*Page excerpt:*
----
Who Are You Working For Today?

The full quote for today’s passage is instructive: “All hard work brings a profit, but mere talk leads only to poverty.” It would be a mistake to take this passage as being merely concerned about monetary profit, or material well being. There is, of course, the reality of the physical, or intellectual hard work that is a necessary means to “earn a living.” This is a fact of life ever since The Fall of Adam and Eve. But there is another dimension to work here that we are called to reflect on as well; the spiritual dimension.

At the strictly material level, we can look at the idea of work in two ways: as a drudgery, or as a source of our human dignity. If we see things only from a material perspective, we are prone to make the mistake of judging that some work, because of things like titles, or the size of income, is more valuable, or more dignified than other kinds of work. All human work, great and small, is meaningful and a potential source of human dignity. Because the world judges the value of work or human dignity only from a purely economic, and materialistic point of view, economic injustices of all kinds abound in our society. But because this passage comes to us from Holy Scripture, we are challenged to recognize that this passage is not only concerned with the material world. Rather, more importantly, we are challenged to see the deeper spiritual meaning here. What is that deeper, spiritual meaning?
----
*Job 1:* Return everything in the devotional passage from "The full quote" down to "the spiritual dimension.".
The devotional passage and the rows have nothing to do with each other.
----
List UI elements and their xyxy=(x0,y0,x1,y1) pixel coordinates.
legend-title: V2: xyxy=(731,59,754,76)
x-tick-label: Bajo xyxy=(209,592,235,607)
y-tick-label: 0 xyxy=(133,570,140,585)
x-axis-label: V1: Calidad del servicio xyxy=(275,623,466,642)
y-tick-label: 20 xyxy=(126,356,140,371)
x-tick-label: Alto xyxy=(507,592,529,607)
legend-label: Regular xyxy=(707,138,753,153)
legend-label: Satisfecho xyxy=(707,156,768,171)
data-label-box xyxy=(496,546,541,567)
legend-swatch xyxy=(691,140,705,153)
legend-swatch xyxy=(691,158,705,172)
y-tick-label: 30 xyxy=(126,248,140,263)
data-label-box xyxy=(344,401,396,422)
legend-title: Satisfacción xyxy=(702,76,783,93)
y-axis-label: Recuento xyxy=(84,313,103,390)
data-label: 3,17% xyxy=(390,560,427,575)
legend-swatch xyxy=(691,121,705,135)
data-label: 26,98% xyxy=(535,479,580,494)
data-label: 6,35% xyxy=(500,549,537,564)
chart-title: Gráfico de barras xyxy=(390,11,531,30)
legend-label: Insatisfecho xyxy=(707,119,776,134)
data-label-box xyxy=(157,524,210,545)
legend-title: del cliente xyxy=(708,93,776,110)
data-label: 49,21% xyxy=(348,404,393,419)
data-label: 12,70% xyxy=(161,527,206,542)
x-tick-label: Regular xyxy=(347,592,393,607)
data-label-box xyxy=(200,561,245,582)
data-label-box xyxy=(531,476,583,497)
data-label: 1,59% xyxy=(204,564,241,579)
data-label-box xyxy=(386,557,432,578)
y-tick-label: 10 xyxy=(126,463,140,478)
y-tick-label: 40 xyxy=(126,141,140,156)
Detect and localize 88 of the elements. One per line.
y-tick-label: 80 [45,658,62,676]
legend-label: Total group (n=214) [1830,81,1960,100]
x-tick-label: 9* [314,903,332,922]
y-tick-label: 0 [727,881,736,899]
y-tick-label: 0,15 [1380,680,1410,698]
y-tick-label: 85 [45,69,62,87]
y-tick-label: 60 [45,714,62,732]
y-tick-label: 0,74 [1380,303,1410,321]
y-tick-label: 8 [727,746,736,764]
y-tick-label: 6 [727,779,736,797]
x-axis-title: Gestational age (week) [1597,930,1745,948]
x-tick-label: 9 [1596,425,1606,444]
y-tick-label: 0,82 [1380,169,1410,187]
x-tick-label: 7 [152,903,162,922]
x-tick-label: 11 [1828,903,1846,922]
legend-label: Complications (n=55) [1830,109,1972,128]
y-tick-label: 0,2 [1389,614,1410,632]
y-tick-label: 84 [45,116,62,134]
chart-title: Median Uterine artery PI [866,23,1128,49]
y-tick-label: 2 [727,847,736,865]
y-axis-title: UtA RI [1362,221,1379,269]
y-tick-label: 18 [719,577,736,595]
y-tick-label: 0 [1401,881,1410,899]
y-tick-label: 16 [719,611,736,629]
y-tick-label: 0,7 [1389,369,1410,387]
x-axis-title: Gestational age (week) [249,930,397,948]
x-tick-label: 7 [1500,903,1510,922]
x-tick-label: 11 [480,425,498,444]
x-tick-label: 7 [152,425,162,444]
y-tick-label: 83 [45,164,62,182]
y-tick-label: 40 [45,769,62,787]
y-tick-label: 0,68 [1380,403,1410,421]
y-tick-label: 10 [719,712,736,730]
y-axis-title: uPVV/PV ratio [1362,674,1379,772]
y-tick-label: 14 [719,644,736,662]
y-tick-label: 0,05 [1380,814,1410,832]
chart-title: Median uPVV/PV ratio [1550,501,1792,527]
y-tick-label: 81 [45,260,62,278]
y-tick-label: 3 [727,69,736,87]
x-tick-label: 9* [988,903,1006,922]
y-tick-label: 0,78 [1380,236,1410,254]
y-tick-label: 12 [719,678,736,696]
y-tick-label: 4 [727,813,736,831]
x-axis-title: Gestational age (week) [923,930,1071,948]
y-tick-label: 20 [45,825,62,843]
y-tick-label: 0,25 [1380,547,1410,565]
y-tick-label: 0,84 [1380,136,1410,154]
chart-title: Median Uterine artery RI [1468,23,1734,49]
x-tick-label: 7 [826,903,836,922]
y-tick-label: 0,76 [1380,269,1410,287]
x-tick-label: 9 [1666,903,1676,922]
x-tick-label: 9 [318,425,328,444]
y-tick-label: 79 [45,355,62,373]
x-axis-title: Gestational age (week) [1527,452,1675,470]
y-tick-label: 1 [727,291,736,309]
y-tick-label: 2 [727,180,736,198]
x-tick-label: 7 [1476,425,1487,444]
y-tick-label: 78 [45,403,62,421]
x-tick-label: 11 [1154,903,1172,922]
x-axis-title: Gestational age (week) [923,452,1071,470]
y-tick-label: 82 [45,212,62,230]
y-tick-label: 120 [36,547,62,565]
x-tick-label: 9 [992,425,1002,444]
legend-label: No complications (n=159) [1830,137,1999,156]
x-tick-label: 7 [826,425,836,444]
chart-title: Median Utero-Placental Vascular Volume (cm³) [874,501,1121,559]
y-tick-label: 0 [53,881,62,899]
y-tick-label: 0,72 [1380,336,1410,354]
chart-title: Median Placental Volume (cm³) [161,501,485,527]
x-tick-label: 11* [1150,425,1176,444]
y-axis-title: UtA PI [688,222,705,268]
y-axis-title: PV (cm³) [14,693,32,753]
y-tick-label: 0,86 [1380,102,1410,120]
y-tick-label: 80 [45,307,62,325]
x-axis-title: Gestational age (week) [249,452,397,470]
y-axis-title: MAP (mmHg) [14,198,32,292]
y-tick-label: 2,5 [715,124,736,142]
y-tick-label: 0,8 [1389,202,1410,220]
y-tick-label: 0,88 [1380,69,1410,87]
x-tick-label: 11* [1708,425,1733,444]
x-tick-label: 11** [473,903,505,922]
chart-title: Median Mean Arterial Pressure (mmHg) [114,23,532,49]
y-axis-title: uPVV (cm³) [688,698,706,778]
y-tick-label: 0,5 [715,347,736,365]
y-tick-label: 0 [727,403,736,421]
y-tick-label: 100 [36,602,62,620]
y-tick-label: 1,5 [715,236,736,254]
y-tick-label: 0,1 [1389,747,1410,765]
----
*Job 2:* Rewrite everything from the first of the rows down to the row containing "y-axis-title: UtA RI [1362,221,1379,269]" as a Markdown table with the columns Line and Content, leaving out blank lines.

*Correct output 1:*
The full quote for today’s passage is instructive: “All hard work brings a profit, but mere talk leads only to poverty.” It would be a mistake to take this passage as being merely concerned about monetary profit, or material well being. There is, of course, the reality of the physical, or intellectual hard work that is a necessary means to “earn a living.” This is a fact of life ever since The Fall of Adam and Eve. But there is another dimension to work here that we are called to reflect on as well; the spiritual dimension.

*Correct output 2:*
| Line | Content |
|---|---|
| 1 | List UI elements and their xyxy=(x0,y0,x1,y1) pixel coordinates. |
| 2 | legend-title: V2: xyxy=(731,59,754,76) |
| 3 | x-tick-label: Bajo xyxy=(209,592,235,607) |
| 4 | y-tick-label: 0 xyxy=(133,570,140,585) |
| 5 | x-axis-label: V1: Calidad del servicio xyxy=(275,623,466,642) |
| 6 | y-tick-label: 20 xyxy=(126,356,140,371) |
| 7 | x-tick-label: Alto xyxy=(507,592,529,607) |
| 8 | legend-label: Regular xyxy=(707,138,753,153) |
| 9 | legend-label: Satisfecho xyxy=(707,156,768,171) |
| 10 | data-label-box xyxy=(496,546,541,567) |
| 11 | legend-swatch xyxy=(691,140,705,153) |
| 12 | legend-swatch xyxy=(691,158,705,172) |
| 13 | y-tick-label: 30 xyxy=(126,248,140,263) |
| 14 | data-label-box xyxy=(344,401,396,422) |
| 15 | legend-title: Satisfacción xyxy=(702,76,783,93) |
| 16 | y-axis-label: Recuento xyxy=(84,313,103,390) |
| 17 | data-label: 3,17% xyxy=(390,560,427,575) |
| 18 | legend-swatch xyxy=(691,121,705,135) |
| 19 | data-label: 26,98% xyxy=(535,479,580,494) |
| 20 | data-label: 6,35% xyxy=(500,549,537,564) |
| 21 | chart-title: Gráfico de barras xyxy=(390,11,531,30) |
| 22 | legend-label: Insatisfecho xyxy=(707,119,776,134) |
| 23 | data-label-box xyxy=(157,524,210,545) |
| 24 | legend-title: del cliente xyxy=(708,93,776,110) |
| 25 | data-label: 49,21% xyxy=(348,404,393,419) |
| 26 | data-label: 12,70% xyxy=(161,527,206,542) |
| 27 | x-tick-label: Regular xyxy=(347,592,393,607) |
| 28 | data-label-box xyxy=(200,561,245,582) |
| 29 | data-label-box xyxy=(531,476,583,497) |
| 30 | data-label: 1,59% xyxy=(204,564,241,579) |
| 31 | data-label-box xyxy=(386,557,432,578) |
| 32 | y-tick-label: 10 xyxy=(126,463,140,478) |
| 33 | y-tick-label: 40 xyxy=(126,141,140,156) |
| 34 | Detect and localize 88 of the elements. One per line. |
| 35 | y-tick-label: 80 [45,658,62,676] |
| 36 | legend-label: Total group (n=214) [1830,81,1960,100] |
| 37 | x-tick-label: 9* [314,903,332,922] |
| 38 | y-tick-label: 0 [727,881,736,899] |
| 39 | y-tick-label: 0,15 [1380,680,1410,698] |
| 40 | y-tick-label: 85 [45,69,62,87] |
| 41 | y-tick-label: 60 [45,714,62,732] |
| 42 | y-tick-label: 0,74 [1380,303,1410,321] |
| 43 | y-tick-label: 8 [727,746,736,764] |
| 44 | y-tick-label: 6 [727,779,736,797] |
| 45 | x-axis-title: Gestational age (week) [1597,930,1745,948] |
| 46 | x-tick-label: 9 [1596,425,1606,444] |
| 47 | y-tick-label: 0,82 [1380,169,1410,187] |
| 48 | x-tick-label: 7 [152,903,162,922] |
| 49 | x-tick-label: 11 [1828,903,1846,922] |
| 50 | legend-label: Complications (n=55) [1830,109,1972,128] |
| 51 | y-tick-label: 0,2 [1389,614,1410,632] |
| 52 | y-tick-label: 84 [45,116,62,134] |
| 53 | chart-title: Median Uterine artery PI [866,23,1128,49] |
| 54 | y-tick-label: 2 [727,847,736,865] |
| 55 | y-axis-title: UtA RI [1362,221,1379,269] |